More Online Gambling Seizures
Authorities have filed seizure warrants for the contents of three bank accounts associated with online gambling companies in recent days according to a report filed by the City Paper out of Baltimore. The Maryland-based federal investigation had initially gone after funds belonging to the online gambling company Bodog last year. The extent of this investigation, including what companies might be part of the investigation, was not immediately known since warrants were all sealed.
The warrants were to be "forfeitable" as "proceeds of an illegal gambling business . . . involved in money laundering transactions." In those filings, the accounts were said to be in the name of HMD, Inc., a company associated with pay-outs from on-line gambling companies. City Paper could not determine how to contact the company.

:::::

Required work »
A – In the article on online gambling seizures, in whose name were the bank accounts listed in the filings?
B – Write the next part of the article on online gambling seizures, beginning after its final sentence.

:::::

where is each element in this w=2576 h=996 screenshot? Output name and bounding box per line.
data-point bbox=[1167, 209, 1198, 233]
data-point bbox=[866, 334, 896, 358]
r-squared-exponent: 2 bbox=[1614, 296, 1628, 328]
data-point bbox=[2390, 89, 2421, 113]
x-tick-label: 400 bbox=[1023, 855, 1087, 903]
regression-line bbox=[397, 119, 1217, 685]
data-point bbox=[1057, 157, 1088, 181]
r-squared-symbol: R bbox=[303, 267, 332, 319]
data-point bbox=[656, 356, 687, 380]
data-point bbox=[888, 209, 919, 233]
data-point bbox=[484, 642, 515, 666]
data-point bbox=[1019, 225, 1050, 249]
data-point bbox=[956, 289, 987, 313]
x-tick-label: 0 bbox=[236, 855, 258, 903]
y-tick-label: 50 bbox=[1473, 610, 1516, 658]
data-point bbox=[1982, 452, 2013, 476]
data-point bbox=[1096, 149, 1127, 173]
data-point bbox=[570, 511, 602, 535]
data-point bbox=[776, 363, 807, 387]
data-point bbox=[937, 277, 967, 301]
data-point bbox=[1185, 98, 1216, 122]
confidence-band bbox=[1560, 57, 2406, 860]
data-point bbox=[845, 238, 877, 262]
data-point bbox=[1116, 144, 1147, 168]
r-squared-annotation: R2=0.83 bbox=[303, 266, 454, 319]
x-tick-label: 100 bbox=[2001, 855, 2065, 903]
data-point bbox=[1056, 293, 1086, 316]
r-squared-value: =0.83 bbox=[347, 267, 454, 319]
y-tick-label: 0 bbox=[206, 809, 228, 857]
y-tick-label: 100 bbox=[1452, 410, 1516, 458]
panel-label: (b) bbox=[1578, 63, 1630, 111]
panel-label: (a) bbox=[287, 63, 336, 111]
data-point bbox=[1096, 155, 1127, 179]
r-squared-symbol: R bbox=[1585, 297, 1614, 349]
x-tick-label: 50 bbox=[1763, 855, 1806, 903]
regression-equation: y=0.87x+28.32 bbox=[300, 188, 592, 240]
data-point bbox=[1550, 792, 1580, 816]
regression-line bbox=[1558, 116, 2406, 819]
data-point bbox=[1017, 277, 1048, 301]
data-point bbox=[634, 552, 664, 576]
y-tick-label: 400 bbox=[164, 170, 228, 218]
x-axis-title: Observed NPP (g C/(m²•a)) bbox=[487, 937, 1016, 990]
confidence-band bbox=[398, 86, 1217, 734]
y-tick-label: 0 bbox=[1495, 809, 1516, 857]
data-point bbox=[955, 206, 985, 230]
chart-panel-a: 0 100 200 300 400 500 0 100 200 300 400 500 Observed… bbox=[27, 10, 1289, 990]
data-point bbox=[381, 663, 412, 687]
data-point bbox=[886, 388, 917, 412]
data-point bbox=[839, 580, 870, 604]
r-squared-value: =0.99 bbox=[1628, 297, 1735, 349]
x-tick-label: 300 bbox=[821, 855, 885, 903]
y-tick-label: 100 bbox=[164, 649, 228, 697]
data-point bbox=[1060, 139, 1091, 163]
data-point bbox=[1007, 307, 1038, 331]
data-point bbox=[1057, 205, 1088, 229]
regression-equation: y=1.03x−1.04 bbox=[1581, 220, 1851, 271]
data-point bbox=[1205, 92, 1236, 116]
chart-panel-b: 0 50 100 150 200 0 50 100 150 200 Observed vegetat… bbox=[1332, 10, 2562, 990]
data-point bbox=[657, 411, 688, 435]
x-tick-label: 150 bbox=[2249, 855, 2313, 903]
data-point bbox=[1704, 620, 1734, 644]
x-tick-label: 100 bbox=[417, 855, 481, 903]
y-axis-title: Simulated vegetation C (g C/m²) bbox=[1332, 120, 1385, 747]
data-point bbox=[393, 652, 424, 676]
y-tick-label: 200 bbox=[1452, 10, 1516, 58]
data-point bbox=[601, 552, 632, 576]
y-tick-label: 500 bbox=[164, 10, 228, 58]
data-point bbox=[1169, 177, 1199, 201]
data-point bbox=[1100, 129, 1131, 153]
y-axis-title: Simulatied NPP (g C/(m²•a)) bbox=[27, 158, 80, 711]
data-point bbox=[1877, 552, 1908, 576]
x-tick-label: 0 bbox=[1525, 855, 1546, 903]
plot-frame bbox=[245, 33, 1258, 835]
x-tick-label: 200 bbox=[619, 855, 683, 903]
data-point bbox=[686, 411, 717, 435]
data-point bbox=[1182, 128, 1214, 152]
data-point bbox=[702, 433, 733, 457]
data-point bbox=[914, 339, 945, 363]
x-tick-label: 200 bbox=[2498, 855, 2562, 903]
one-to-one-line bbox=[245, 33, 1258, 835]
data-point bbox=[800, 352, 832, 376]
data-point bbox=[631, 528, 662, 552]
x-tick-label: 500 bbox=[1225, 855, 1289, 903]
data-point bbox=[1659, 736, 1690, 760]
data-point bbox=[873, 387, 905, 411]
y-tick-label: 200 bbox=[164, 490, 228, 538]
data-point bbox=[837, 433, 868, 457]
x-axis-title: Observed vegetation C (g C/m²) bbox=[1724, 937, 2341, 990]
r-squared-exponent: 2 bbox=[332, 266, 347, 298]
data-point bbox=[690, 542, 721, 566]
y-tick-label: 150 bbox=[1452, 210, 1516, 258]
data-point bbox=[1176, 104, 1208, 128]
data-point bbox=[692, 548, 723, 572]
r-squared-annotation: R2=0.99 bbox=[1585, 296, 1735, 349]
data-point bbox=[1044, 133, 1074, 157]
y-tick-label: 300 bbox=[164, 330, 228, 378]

:::::

Answers »
A – HMD, Inc.

B –
According to the City Paper report, in late July, the contents of three other bank accounts were seized. In those cases, the accounts were said to be in the name of Electracash, Inc., a payment-processing service. Numerous calls and messages left by City Paper for Electracash's director of marketing, Richard Cornejo, have gone unreturned. In prior court filings, investigators have said that Electracash is owned by Edward Courdy, who was charged with money-laundering last year in Maryland. Courdy's attorney, Stanley Greenberg, declined to comment.
Costigan Media, which owns the Gambling911.com, was successful in its court action this summer to have sealed warrants unsealed in a New York US Attorney's Office investigation into payment processing firms connected to online poker's largest companies, PokerStars and Full Tilt Poker.